Task details:
In the listing below, find every line containing "nrécessions" and copy it out.

Figure data in JSON:
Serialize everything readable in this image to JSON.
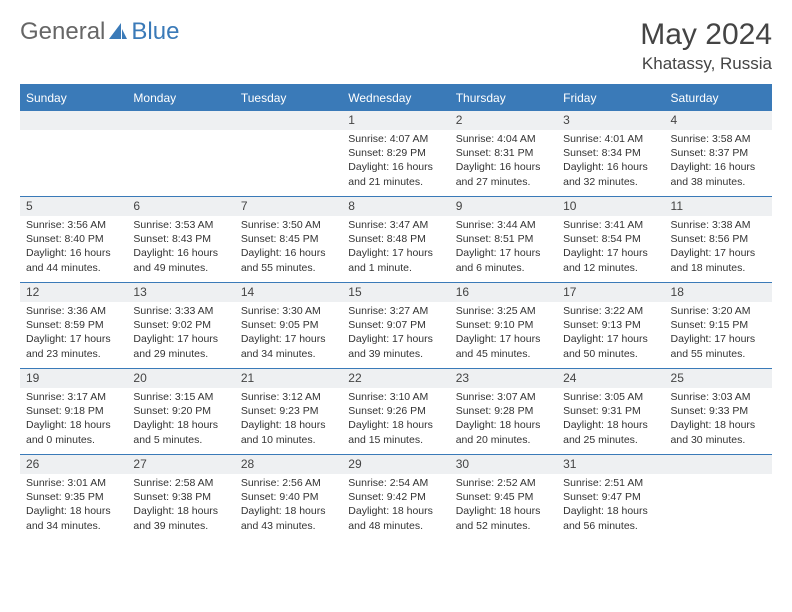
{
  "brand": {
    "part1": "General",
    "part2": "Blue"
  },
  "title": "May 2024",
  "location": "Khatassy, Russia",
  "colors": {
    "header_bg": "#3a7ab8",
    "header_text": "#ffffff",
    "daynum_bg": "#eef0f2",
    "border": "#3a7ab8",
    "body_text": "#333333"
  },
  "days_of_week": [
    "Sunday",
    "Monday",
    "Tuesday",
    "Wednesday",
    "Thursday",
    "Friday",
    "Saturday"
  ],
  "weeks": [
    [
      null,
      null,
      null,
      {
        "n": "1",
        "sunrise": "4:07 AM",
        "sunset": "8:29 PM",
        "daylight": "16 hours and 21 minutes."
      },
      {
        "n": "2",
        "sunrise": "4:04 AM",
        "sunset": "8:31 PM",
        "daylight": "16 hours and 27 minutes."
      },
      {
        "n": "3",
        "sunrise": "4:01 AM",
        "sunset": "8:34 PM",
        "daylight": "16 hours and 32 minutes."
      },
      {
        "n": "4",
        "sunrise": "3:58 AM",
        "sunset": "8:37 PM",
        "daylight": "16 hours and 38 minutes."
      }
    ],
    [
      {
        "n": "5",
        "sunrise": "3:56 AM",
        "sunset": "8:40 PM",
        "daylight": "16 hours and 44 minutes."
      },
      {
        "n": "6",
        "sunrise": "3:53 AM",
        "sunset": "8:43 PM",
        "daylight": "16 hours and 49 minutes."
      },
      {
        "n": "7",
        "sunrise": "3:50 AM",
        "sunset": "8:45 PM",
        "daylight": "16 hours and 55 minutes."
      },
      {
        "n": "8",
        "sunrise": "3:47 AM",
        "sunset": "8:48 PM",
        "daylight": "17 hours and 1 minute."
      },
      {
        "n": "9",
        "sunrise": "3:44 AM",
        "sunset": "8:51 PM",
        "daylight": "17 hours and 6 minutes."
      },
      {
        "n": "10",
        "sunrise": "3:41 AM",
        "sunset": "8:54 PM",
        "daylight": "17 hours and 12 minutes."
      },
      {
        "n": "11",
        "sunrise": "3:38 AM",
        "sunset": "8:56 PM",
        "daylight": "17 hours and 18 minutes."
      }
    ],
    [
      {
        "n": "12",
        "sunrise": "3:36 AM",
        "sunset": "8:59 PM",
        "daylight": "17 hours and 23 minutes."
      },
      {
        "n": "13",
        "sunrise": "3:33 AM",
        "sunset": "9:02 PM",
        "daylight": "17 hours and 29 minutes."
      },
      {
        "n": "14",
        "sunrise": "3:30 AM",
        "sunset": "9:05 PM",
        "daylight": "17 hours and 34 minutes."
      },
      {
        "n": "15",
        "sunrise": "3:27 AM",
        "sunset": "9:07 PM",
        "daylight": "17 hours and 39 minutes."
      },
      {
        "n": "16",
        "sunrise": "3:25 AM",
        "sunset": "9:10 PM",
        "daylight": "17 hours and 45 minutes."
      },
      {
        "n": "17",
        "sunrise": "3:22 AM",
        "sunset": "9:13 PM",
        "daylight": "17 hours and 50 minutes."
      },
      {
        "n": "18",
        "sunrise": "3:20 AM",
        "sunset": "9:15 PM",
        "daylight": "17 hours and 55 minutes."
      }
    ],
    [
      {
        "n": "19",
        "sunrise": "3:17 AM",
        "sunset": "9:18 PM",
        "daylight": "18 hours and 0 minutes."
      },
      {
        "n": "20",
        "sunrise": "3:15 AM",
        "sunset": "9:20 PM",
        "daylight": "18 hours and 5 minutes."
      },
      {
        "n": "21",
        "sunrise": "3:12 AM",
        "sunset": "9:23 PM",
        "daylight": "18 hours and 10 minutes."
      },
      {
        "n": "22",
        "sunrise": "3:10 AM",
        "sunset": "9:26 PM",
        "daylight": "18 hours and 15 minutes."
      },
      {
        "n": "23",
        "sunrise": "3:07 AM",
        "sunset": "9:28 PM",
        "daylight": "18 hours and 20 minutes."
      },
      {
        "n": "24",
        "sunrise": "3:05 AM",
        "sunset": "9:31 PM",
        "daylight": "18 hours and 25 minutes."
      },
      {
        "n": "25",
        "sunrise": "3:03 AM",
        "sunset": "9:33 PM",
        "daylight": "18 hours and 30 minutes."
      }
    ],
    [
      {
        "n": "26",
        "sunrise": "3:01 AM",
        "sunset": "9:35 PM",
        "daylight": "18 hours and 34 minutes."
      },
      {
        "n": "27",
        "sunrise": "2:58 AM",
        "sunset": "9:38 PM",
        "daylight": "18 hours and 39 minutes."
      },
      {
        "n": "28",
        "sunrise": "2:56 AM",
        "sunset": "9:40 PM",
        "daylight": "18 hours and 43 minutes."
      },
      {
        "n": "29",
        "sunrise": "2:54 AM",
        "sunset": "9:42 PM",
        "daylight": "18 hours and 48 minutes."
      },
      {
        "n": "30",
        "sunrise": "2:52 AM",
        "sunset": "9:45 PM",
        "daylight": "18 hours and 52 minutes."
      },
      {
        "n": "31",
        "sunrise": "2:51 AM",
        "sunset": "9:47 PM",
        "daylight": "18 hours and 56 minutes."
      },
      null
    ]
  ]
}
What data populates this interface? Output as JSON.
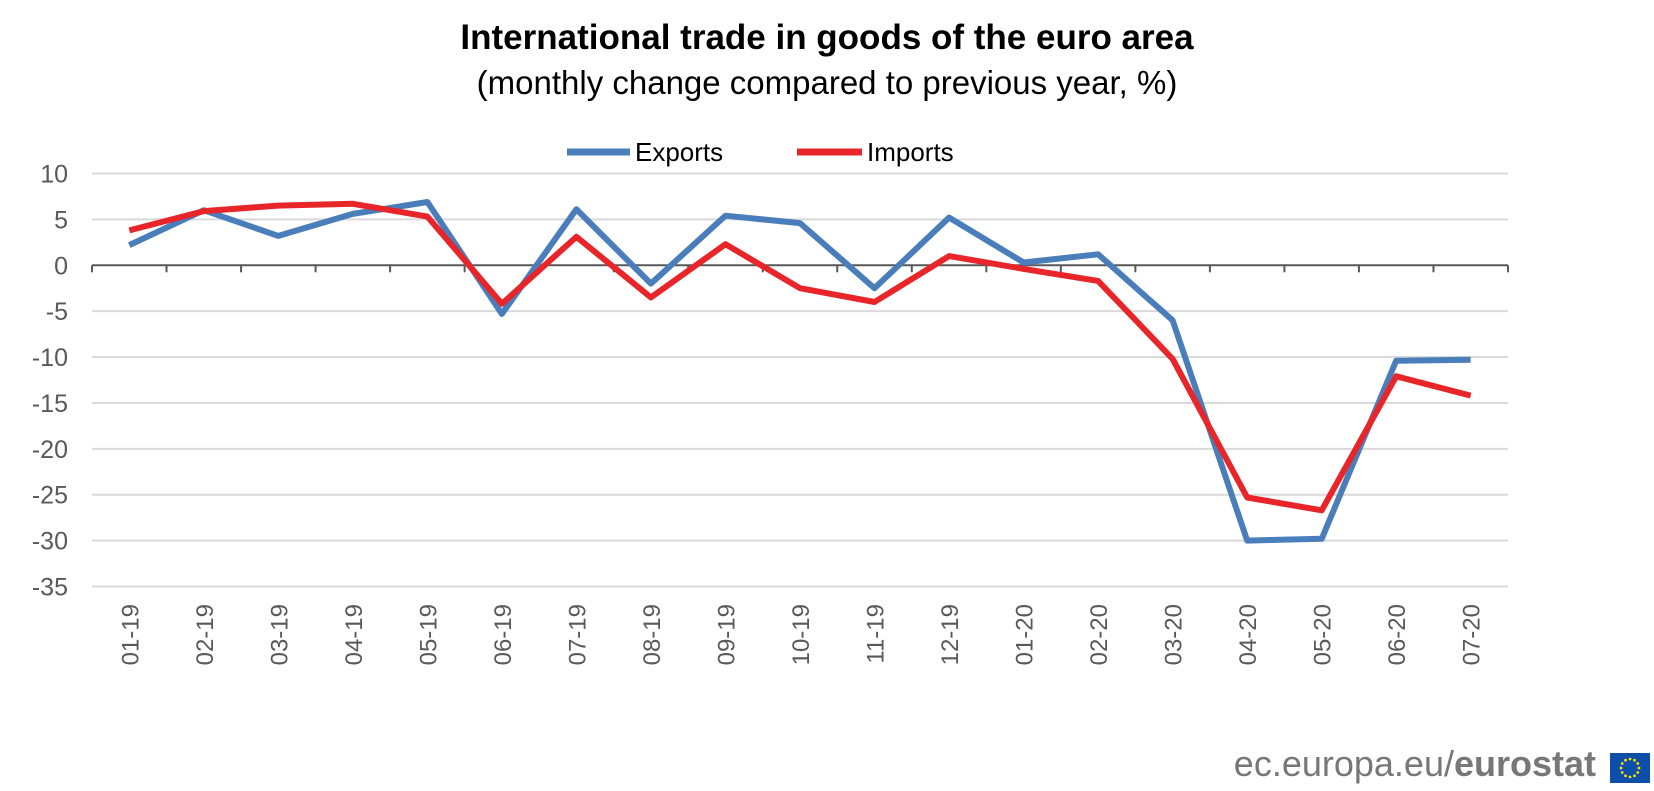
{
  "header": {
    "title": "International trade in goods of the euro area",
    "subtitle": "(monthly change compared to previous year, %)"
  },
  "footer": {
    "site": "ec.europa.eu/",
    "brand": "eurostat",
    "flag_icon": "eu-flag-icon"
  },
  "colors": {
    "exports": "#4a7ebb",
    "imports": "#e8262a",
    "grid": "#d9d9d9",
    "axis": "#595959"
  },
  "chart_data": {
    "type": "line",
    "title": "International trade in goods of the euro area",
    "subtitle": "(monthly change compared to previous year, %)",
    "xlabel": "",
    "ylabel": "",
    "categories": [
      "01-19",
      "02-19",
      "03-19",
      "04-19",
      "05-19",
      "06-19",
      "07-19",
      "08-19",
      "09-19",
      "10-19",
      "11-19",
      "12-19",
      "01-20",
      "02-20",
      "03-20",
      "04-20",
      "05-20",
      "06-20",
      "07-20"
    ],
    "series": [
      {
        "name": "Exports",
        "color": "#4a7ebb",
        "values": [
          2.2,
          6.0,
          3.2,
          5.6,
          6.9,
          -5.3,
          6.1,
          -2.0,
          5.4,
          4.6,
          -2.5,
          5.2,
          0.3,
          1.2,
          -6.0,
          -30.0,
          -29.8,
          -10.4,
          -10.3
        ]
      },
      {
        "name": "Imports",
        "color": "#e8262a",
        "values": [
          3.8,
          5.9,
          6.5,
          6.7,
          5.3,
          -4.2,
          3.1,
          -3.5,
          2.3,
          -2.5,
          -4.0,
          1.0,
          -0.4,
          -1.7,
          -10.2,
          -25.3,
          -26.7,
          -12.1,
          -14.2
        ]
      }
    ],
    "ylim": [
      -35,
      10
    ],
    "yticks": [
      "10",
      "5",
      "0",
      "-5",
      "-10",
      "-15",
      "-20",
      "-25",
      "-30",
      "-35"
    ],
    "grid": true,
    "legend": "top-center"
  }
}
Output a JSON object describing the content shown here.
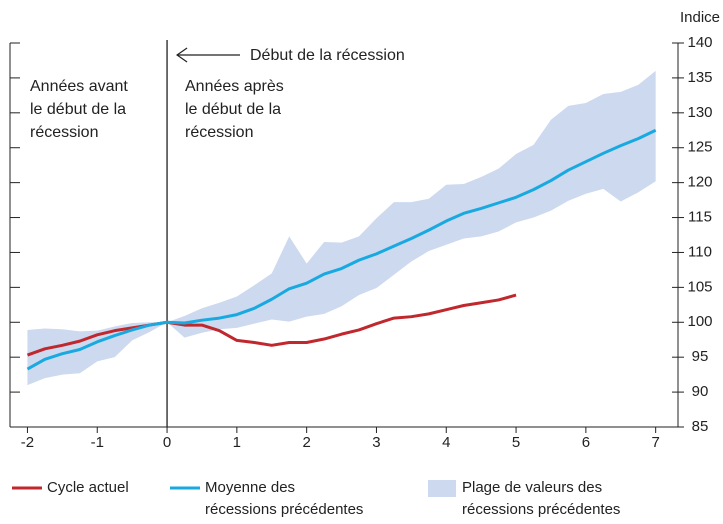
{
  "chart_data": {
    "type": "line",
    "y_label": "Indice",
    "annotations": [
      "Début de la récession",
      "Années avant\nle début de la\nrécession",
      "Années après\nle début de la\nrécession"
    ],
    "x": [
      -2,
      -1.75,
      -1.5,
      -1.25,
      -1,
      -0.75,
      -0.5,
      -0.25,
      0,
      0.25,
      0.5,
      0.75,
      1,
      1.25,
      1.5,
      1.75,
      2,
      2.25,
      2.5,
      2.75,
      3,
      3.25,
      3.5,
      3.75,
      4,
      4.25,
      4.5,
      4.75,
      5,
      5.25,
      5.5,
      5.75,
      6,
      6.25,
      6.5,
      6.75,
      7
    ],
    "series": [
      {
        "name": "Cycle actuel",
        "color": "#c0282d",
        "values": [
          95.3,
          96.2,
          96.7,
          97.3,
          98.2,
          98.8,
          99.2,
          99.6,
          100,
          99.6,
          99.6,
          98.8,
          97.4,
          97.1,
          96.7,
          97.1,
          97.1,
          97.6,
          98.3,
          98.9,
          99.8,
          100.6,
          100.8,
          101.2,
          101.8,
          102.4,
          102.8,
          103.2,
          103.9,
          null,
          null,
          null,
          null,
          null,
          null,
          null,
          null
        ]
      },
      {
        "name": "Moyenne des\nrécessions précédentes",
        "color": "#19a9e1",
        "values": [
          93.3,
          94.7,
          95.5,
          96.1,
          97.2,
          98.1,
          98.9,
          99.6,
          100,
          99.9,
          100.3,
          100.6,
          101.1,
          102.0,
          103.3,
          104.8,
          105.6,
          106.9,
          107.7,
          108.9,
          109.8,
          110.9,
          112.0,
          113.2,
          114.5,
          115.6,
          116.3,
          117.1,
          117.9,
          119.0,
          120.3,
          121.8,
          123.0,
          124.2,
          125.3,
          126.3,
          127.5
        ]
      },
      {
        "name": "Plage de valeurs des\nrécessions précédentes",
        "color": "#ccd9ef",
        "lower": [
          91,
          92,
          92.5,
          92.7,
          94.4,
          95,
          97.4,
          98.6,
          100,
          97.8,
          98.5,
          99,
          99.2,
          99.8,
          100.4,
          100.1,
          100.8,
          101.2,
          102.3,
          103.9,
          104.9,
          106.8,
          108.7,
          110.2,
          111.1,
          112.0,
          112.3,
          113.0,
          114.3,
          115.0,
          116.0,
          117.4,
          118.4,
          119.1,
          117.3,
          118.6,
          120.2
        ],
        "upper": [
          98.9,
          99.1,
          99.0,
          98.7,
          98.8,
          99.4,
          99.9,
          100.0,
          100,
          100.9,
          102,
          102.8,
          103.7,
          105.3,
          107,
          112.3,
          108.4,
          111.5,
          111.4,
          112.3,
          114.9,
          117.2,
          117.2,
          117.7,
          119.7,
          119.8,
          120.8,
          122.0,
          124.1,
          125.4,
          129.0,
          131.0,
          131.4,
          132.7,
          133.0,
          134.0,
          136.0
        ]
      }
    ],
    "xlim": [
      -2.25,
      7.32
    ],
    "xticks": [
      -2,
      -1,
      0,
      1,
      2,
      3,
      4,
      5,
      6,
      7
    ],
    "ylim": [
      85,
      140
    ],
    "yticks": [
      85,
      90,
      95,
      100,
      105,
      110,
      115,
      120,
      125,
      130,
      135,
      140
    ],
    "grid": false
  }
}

Solved exercise:
        "name": "Moyenne des\nrécessions précédentes",
        "name": "Plage de valeurs des\nrécessions précédentes",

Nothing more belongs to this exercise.